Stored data
________________
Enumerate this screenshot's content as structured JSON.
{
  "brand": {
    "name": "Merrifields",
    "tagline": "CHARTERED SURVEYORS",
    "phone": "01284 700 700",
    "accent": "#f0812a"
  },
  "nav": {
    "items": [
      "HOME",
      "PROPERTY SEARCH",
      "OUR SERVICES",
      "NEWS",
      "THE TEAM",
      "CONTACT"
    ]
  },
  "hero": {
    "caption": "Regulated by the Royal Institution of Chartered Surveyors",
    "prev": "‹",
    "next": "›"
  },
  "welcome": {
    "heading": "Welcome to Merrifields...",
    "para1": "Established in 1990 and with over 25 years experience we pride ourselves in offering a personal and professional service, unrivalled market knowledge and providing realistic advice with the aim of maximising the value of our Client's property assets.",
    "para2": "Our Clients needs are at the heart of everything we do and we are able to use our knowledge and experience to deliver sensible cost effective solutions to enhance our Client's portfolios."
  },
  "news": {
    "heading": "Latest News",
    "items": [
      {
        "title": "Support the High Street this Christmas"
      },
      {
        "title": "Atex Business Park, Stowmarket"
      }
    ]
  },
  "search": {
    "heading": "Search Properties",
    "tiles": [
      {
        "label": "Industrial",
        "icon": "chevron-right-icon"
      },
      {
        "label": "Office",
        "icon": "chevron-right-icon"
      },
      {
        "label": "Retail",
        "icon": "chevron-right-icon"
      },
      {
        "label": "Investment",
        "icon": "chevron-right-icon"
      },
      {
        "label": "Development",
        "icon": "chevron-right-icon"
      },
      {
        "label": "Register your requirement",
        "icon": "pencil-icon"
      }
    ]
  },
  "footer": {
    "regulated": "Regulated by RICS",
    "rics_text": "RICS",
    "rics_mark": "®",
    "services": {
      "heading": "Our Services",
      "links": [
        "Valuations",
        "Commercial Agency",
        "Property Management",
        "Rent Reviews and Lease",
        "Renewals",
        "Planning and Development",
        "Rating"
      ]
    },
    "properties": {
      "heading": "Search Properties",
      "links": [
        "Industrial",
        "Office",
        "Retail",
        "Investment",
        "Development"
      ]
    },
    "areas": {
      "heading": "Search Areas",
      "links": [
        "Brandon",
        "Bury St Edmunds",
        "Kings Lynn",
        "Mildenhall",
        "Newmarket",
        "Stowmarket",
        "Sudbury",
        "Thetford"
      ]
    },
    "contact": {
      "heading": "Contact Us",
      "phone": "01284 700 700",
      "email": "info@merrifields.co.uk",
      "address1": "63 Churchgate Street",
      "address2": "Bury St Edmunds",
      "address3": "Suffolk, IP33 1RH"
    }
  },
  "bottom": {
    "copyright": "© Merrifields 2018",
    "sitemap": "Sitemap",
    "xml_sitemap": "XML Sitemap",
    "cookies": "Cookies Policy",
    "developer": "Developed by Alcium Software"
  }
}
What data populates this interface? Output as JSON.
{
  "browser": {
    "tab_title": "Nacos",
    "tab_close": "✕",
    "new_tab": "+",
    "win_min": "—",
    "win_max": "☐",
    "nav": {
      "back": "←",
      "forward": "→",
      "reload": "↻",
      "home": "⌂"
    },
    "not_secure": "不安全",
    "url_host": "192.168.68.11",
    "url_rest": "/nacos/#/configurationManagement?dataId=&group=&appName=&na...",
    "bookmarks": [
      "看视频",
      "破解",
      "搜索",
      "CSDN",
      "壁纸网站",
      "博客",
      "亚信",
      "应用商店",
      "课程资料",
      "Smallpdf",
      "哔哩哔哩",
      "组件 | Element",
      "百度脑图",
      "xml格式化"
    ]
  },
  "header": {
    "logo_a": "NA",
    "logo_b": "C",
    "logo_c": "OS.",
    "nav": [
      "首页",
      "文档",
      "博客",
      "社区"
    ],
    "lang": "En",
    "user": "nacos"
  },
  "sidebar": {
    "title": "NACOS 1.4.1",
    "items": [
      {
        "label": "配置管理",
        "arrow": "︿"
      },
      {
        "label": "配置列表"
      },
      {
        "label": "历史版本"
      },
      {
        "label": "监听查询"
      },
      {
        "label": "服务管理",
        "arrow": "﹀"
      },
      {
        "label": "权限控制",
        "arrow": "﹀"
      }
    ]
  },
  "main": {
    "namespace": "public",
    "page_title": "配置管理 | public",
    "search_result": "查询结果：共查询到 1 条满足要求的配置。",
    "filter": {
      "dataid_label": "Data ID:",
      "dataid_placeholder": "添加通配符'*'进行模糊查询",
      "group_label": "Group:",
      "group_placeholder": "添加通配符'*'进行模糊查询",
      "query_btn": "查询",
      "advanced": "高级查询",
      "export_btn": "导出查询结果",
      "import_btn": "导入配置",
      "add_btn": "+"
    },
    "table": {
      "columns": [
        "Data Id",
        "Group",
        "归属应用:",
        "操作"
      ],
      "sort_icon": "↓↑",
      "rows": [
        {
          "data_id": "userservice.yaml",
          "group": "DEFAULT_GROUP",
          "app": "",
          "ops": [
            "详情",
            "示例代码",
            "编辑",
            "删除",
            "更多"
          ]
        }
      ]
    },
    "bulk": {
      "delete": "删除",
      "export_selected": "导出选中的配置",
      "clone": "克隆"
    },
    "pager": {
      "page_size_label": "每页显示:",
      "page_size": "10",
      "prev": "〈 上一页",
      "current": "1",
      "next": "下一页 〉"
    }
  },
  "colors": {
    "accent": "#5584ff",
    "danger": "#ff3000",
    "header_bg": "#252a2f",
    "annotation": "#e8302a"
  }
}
________________
WHAT IS BEING ASKED:
Copy every record exactly, with nothing added or dropped.

CORRECT RESPONSE:
Enumerate this screenshot's content as structured JSON.
{
  "brand": {
    "name": "Merrifields",
    "tagline": "CHARTERED SURVEYORS",
    "phone": "01284 700 700",
    "accent": "#f0812a"
  },
  "nav": {
    "items": [
      "HOME",
      "PROPERTY SEARCH",
      "OUR SERVICES",
      "NEWS",
      "THE TEAM",
      "CONTACT"
    ]
  },
  "hero": {
    "caption": "Regulated by the Royal Institution of Chartered Surveyors",
    "prev": "‹",
    "next": "›"
  },
  "welcome": {
    "heading": "Welcome to Merrifields...",
    "para1": "Established in 1990 and with over 25 years experience we pride ourselves in offering a personal and professional service, unrivalled market knowledge and providing realistic advice with the aim of maximising the value of our Client's property assets.",
    "para2": "Our Clients needs are at the heart of everything we do and we are able to use our knowledge and experience to deliver sensible cost effective solutions to enhance our Client's portfolios."
  },
  "news": {
    "heading": "Latest News",
    "items": [
      {
        "title": "Support the High Street this Christmas"
      },
      {
        "title": "Atex Business Park, Stowmarket"
      }
    ]
  },
  "search": {
    "heading": "Search Properties",
    "tiles": [
      {
        "label": "Industrial",
        "icon": "chevron-right-icon"
      },
      {
        "label": "Office",
        "icon": "chevron-right-icon"
      },
      {
        "label": "Retail",
        "icon": "chevron-right-icon"
      },
      {
        "label": "Investment",
        "icon": "chevron-right-icon"
      },
      {
        "label": "Development",
        "icon": "chevron-right-icon"
      },
      {
        "label": "Register your requirement",
        "icon": "pencil-icon"
      }
    ]
  },
  "footer": {
    "regulated": "Regulated by RICS",
    "rics_text": "RICS",
    "rics_mark": "®",
    "services": {
      "heading": "Our Services",
      "links": [
        "Valuations",
        "Commercial Agency",
        "Property Management",
        "Rent Reviews and Lease",
        "Renewals",
        "Planning and Development",
        "Rating"
      ]
    },
    "properties": {
      "heading": "Search Properties",
      "links": [
        "Industrial",
        "Office",
        "Retail",
        "Investment",
        "Development"
      ]
    },
    "areas": {
      "heading": "Search Areas",
      "links": [
        "Brandon",
        "Bury St Edmunds",
        "Kings Lynn",
        "Mildenhall",
        "Newmarket",
        "Stowmarket",
        "Sudbury",
        "Thetford"
      ]
    },
    "contact": {
      "heading": "Contact Us",
      "phone": "01284 700 700",
      "email": "info@merrifields.co.uk",
      "address1": "63 Churchgate Street",
      "address2": "Bury St Edmunds",
      "address3": "Suffolk, IP33 1RH"
    }
  },
  "bottom": {
    "copyright": "© Merrifields 2018",
    "sitemap": "Sitemap",
    "xml_sitemap": "XML Sitemap",
    "cookies": "Cookies Policy",
    "developer": "Developed by Alcium Software"
  }
}
What data populates this interface? Output as JSON.
{
  "browser": {
    "tab_title": "Nacos",
    "tab_close": "✕",
    "new_tab": "+",
    "win_min": "—",
    "win_max": "☐",
    "nav": {
      "back": "←",
      "forward": "→",
      "reload": "↻",
      "home": "⌂"
    },
    "not_secure": "不安全",
    "url_host": "192.168.68.11",
    "url_rest": "/nacos/#/configurationManagement?dataId=&group=&appName=&na...",
    "bookmarks": [
      "看视频",
      "破解",
      "搜索",
      "CSDN",
      "壁纸网站",
      "博客",
      "亚信",
      "应用商店",
      "课程资料",
      "Smallpdf",
      "哔哩哔哩",
      "组件 | Element",
      "百度脑图",
      "xml格式化"
    ]
  },
  "header": {
    "logo_a": "NA",
    "logo_b": "C",
    "logo_c": "OS.",
    "nav": [
      "首页",
      "文档",
      "博客",
      "社区"
    ],
    "lang": "En",
    "user": "nacos"
  },
  "sidebar": {
    "title": "NACOS 1.4.1",
    "items": [
      {
        "label": "配置管理",
        "arrow": "︿"
      },
      {
        "label": "配置列表"
      },
      {
        "label": "历史版本"
      },
      {
        "label": "监听查询"
      },
      {
        "label": "服务管理",
        "arrow": "﹀"
      },
      {
        "label": "权限控制",
        "arrow": "﹀"
      }
    ]
  },
  "main": {
    "namespace": "public",
    "page_title": "配置管理 | public",
    "search_result": "查询结果：共查询到 1 条满足要求的配置。",
    "filter": {
      "dataid_label": "Data ID:",
      "dataid_placeholder": "添加通配符'*'进行模糊查询",
      "group_label": "Group:",
      "group_placeholder": "添加通配符'*'进行模糊查询",
      "query_btn": "查询",
      "advanced": "高级查询",
      "export_btn": "导出查询结果",
      "import_btn": "导入配置",
      "add_btn": "+"
    },
    "table": {
      "columns": [
        "Data Id",
        "Group",
        "归属应用:",
        "操作"
      ],
      "sort_icon": "↓↑",
      "rows": [
        {
          "data_id": "userservice.yaml",
          "group": "DEFAULT_GROUP",
          "app": "",
          "ops": [
            "详情",
            "示例代码",
            "编辑",
            "删除",
            "更多"
          ]
        }
      ]
    },
    "bulk": {
      "delete": "删除",
      "export_selected": "导出选中的配置",
      "clone": "克隆"
    },
    "pager": {
      "page_size_label": "每页显示:",
      "page_size": "10",
      "prev": "〈 上一页",
      "current": "1",
      "next": "下一页 〉"
    }
  },
  "colors": {
    "accent": "#5584ff",
    "danger": "#ff3000",
    "header_bg": "#252a2f",
    "annotation": "#e8302a"
  }
}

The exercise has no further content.